*DO THIS*
Reproduce the full listing below unchanged, apart from the pictures.

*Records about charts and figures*
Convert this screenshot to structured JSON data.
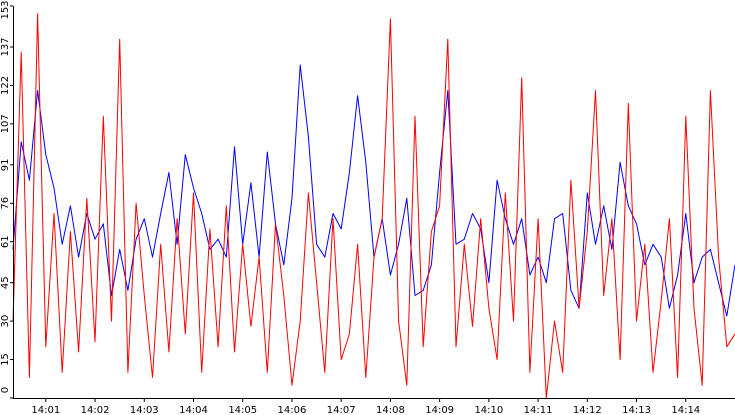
{
  "chart_data": {
    "type": "line",
    "title": "",
    "xlabel": "",
    "ylabel": "",
    "ylim": [
      0,
      153
    ],
    "xlim": [
      "14:00:20",
      "14:15:00"
    ],
    "y_ticks": [
      0,
      15,
      30,
      45,
      61,
      76,
      91,
      107,
      122,
      137,
      153
    ],
    "x_ticks": [
      "14:01",
      "14:02",
      "14:03",
      "14:04",
      "14:05",
      "14:06",
      "14:07",
      "14:08",
      "14:09",
      "14:10",
      "14:11",
      "14:12",
      "14:13",
      "14:14"
    ],
    "grid": false,
    "legend": "none",
    "series": [
      {
        "color": "#0000ff",
        "x": [
          "14:00:20",
          "14:00:30",
          "14:00:40",
          "14:00:50",
          "14:01:00",
          "14:01:10",
          "14:01:20",
          "14:01:30",
          "14:01:40",
          "14:01:50",
          "14:02:00",
          "14:02:10",
          "14:02:20",
          "14:02:30",
          "14:02:40",
          "14:02:50",
          "14:03:00",
          "14:03:10",
          "14:03:20",
          "14:03:30",
          "14:03:40",
          "14:03:50",
          "14:04:00",
          "14:04:10",
          "14:04:20",
          "14:04:30",
          "14:04:40",
          "14:04:50",
          "14:05:00",
          "14:05:10",
          "14:05:20",
          "14:05:30",
          "14:05:40",
          "14:05:50",
          "14:06:00",
          "14:06:10",
          "14:06:20",
          "14:06:30",
          "14:06:40",
          "14:06:50",
          "14:07:00",
          "14:07:10",
          "14:07:20",
          "14:07:30",
          "14:07:40",
          "14:07:50",
          "14:08:00",
          "14:08:10",
          "14:08:20",
          "14:08:30",
          "14:08:40",
          "14:08:50",
          "14:09:00",
          "14:09:10",
          "14:09:20",
          "14:09:30",
          "14:09:40",
          "14:09:50",
          "14:10:00",
          "14:10:10",
          "14:10:20",
          "14:10:30",
          "14:10:40",
          "14:10:50",
          "14:11:00",
          "14:11:10",
          "14:11:20",
          "14:11:30",
          "14:11:40",
          "14:11:50",
          "14:12:00",
          "14:12:10",
          "14:12:20",
          "14:12:30",
          "14:12:40",
          "14:12:50",
          "14:13:00",
          "14:13:10",
          "14:13:20",
          "14:13:30",
          "14:13:40",
          "14:13:50",
          "14:14:00",
          "14:14:10",
          "14:14:20",
          "14:14:30",
          "14:14:40",
          "14:14:50",
          "14:15:00"
        ],
        "values": [
          58,
          100,
          85,
          120,
          95,
          82,
          60,
          75,
          55,
          72,
          62,
          68,
          40,
          58,
          42,
          62,
          70,
          55,
          72,
          88,
          60,
          95,
          82,
          72,
          58,
          62,
          55,
          98,
          60,
          84,
          55,
          96,
          68,
          52,
          78,
          130,
          102,
          60,
          55,
          72,
          66,
          88,
          118,
          92,
          55,
          70,
          48,
          60,
          78,
          40,
          42,
          52,
          88,
          120,
          60,
          62,
          72,
          66,
          45,
          85,
          70,
          60,
          70,
          48,
          55,
          45,
          70,
          72,
          42,
          35,
          80,
          60,
          75,
          58,
          92,
          75,
          68,
          52,
          60,
          55,
          35,
          48,
          72,
          45,
          55,
          58,
          45,
          32,
          52
        ]
      },
      {
        "color": "#ff0000",
        "x": [
          "14:00:20",
          "14:00:30",
          "14:00:40",
          "14:00:50",
          "14:01:00",
          "14:01:10",
          "14:01:20",
          "14:01:30",
          "14:01:40",
          "14:01:50",
          "14:02:00",
          "14:02:10",
          "14:02:20",
          "14:02:30",
          "14:02:40",
          "14:02:50",
          "14:03:00",
          "14:03:10",
          "14:03:20",
          "14:03:30",
          "14:03:40",
          "14:03:50",
          "14:04:00",
          "14:04:10",
          "14:04:20",
          "14:04:30",
          "14:04:40",
          "14:04:50",
          "14:05:00",
          "14:05:10",
          "14:05:20",
          "14:05:30",
          "14:05:40",
          "14:05:50",
          "14:06:00",
          "14:06:10",
          "14:06:20",
          "14:06:30",
          "14:06:40",
          "14:06:50",
          "14:07:00",
          "14:07:10",
          "14:07:20",
          "14:07:30",
          "14:07:40",
          "14:07:50",
          "14:08:00",
          "14:08:10",
          "14:08:20",
          "14:08:30",
          "14:08:40",
          "14:08:50",
          "14:09:00",
          "14:09:10",
          "14:09:20",
          "14:09:30",
          "14:09:40",
          "14:09:50",
          "14:10:00",
          "14:10:10",
          "14:10:20",
          "14:10:30",
          "14:10:40",
          "14:10:50",
          "14:11:00",
          "14:11:10",
          "14:11:20",
          "14:11:30",
          "14:11:40",
          "14:11:50",
          "14:12:00",
          "14:12:10",
          "14:12:20",
          "14:12:30",
          "14:12:40",
          "14:12:50",
          "14:13:00",
          "14:13:10",
          "14:13:20",
          "14:13:30",
          "14:13:40",
          "14:13:50",
          "14:14:00",
          "14:14:10",
          "14:14:20",
          "14:14:30",
          "14:14:40",
          "14:14:50",
          "14:15:00"
        ],
        "values": [
          30,
          135,
          8,
          150,
          20,
          72,
          10,
          65,
          18,
          78,
          22,
          110,
          30,
          140,
          10,
          76,
          40,
          8,
          60,
          18,
          70,
          25,
          80,
          10,
          66,
          20,
          75,
          18,
          60,
          28,
          55,
          10,
          68,
          40,
          5,
          30,
          80,
          45,
          10,
          70,
          15,
          25,
          60,
          8,
          55,
          70,
          148,
          30,
          5,
          110,
          20,
          65,
          75,
          140,
          20,
          60,
          28,
          70,
          35,
          15,
          80,
          30,
          125,
          10,
          70,
          0,
          30,
          10,
          85,
          35,
          65,
          120,
          40,
          70,
          15,
          115,
          30,
          60,
          10,
          38,
          70,
          8,
          110,
          35,
          5,
          120,
          55,
          20,
          25
        ]
      }
    ]
  }
}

*EXERCISE RESULT*
Convert this screenshot to structured JSON data.
{
  "chart_data": {
    "type": "line",
    "title": "",
    "xlabel": "",
    "ylabel": "",
    "ylim": [
      0,
      153
    ],
    "xlim": [
      "14:00:20",
      "14:15:00"
    ],
    "y_ticks": [
      0,
      15,
      30,
      45,
      61,
      76,
      91,
      107,
      122,
      137,
      153
    ],
    "x_ticks": [
      "14:01",
      "14:02",
      "14:03",
      "14:04",
      "14:05",
      "14:06",
      "14:07",
      "14:08",
      "14:09",
      "14:10",
      "14:11",
      "14:12",
      "14:13",
      "14:14"
    ],
    "grid": false,
    "legend": "none",
    "series": [
      {
        "color": "#0000ff",
        "x": [
          "14:00:20",
          "14:00:30",
          "14:00:40",
          "14:00:50",
          "14:01:00",
          "14:01:10",
          "14:01:20",
          "14:01:30",
          "14:01:40",
          "14:01:50",
          "14:02:00",
          "14:02:10",
          "14:02:20",
          "14:02:30",
          "14:02:40",
          "14:02:50",
          "14:03:00",
          "14:03:10",
          "14:03:20",
          "14:03:30",
          "14:03:40",
          "14:03:50",
          "14:04:00",
          "14:04:10",
          "14:04:20",
          "14:04:30",
          "14:04:40",
          "14:04:50",
          "14:05:00",
          "14:05:10",
          "14:05:20",
          "14:05:30",
          "14:05:40",
          "14:05:50",
          "14:06:00",
          "14:06:10",
          "14:06:20",
          "14:06:30",
          "14:06:40",
          "14:06:50",
          "14:07:00",
          "14:07:10",
          "14:07:20",
          "14:07:30",
          "14:07:40",
          "14:07:50",
          "14:08:00",
          "14:08:10",
          "14:08:20",
          "14:08:30",
          "14:08:40",
          "14:08:50",
          "14:09:00",
          "14:09:10",
          "14:09:20",
          "14:09:30",
          "14:09:40",
          "14:09:50",
          "14:10:00",
          "14:10:10",
          "14:10:20",
          "14:10:30",
          "14:10:40",
          "14:10:50",
          "14:11:00",
          "14:11:10",
          "14:11:20",
          "14:11:30",
          "14:11:40",
          "14:11:50",
          "14:12:00",
          "14:12:10",
          "14:12:20",
          "14:12:30",
          "14:12:40",
          "14:12:50",
          "14:13:00",
          "14:13:10",
          "14:13:20",
          "14:13:30",
          "14:13:40",
          "14:13:50",
          "14:14:00",
          "14:14:10",
          "14:14:20",
          "14:14:30",
          "14:14:40",
          "14:14:50",
          "14:15:00"
        ],
        "values": [
          58,
          100,
          85,
          120,
          95,
          82,
          60,
          75,
          55,
          72,
          62,
          68,
          40,
          58,
          42,
          62,
          70,
          55,
          72,
          88,
          60,
          95,
          82,
          72,
          58,
          62,
          55,
          98,
          60,
          84,
          55,
          96,
          68,
          52,
          78,
          130,
          102,
          60,
          55,
          72,
          66,
          88,
          118,
          92,
          55,
          70,
          48,
          60,
          78,
          40,
          42,
          52,
          88,
          120,
          60,
          62,
          72,
          66,
          45,
          85,
          70,
          60,
          70,
          48,
          55,
          45,
          70,
          72,
          42,
          35,
          80,
          60,
          75,
          58,
          92,
          75,
          68,
          52,
          60,
          55,
          35,
          48,
          72,
          45,
          55,
          58,
          45,
          32,
          52
        ]
      },
      {
        "color": "#ff0000",
        "x": [
          "14:00:20",
          "14:00:30",
          "14:00:40",
          "14:00:50",
          "14:01:00",
          "14:01:10",
          "14:01:20",
          "14:01:30",
          "14:01:40",
          "14:01:50",
          "14:02:00",
          "14:02:10",
          "14:02:20",
          "14:02:30",
          "14:02:40",
          "14:02:50",
          "14:03:00",
          "14:03:10",
          "14:03:20",
          "14:03:30",
          "14:03:40",
          "14:03:50",
          "14:04:00",
          "14:04:10",
          "14:04:20",
          "14:04:30",
          "14:04:40",
          "14:04:50",
          "14:05:00",
          "14:05:10",
          "14:05:20",
          "14:05:30",
          "14:05:40",
          "14:05:50",
          "14:06:00",
          "14:06:10",
          "14:06:20",
          "14:06:30",
          "14:06:40",
          "14:06:50",
          "14:07:00",
          "14:07:10",
          "14:07:20",
          "14:07:30",
          "14:07:40",
          "14:07:50",
          "14:08:00",
          "14:08:10",
          "14:08:20",
          "14:08:30",
          "14:08:40",
          "14:08:50",
          "14:09:00",
          "14:09:10",
          "14:09:20",
          "14:09:30",
          "14:09:40",
          "14:09:50",
          "14:10:00",
          "14:10:10",
          "14:10:20",
          "14:10:30",
          "14:10:40",
          "14:10:50",
          "14:11:00",
          "14:11:10",
          "14:11:20",
          "14:11:30",
          "14:11:40",
          "14:11:50",
          "14:12:00",
          "14:12:10",
          "14:12:20",
          "14:12:30",
          "14:12:40",
          "14:12:50",
          "14:13:00",
          "14:13:10",
          "14:13:20",
          "14:13:30",
          "14:13:40",
          "14:13:50",
          "14:14:00",
          "14:14:10",
          "14:14:20",
          "14:14:30",
          "14:14:40",
          "14:14:50",
          "14:15:00"
        ],
        "values": [
          30,
          135,
          8,
          150,
          20,
          72,
          10,
          65,
          18,
          78,
          22,
          110,
          30,
          140,
          10,
          76,
          40,
          8,
          60,
          18,
          70,
          25,
          80,
          10,
          66,
          20,
          75,
          18,
          60,
          28,
          55,
          10,
          68,
          40,
          5,
          30,
          80,
          45,
          10,
          70,
          15,
          25,
          60,
          8,
          55,
          70,
          148,
          30,
          5,
          110,
          20,
          65,
          75,
          140,
          20,
          60,
          28,
          70,
          35,
          15,
          80,
          30,
          125,
          10,
          70,
          0,
          30,
          10,
          85,
          35,
          65,
          120,
          40,
          70,
          15,
          115,
          30,
          60,
          10,
          38,
          70,
          8,
          110,
          35,
          5,
          120,
          55,
          20,
          25
        ]
      }
    ]
  }
}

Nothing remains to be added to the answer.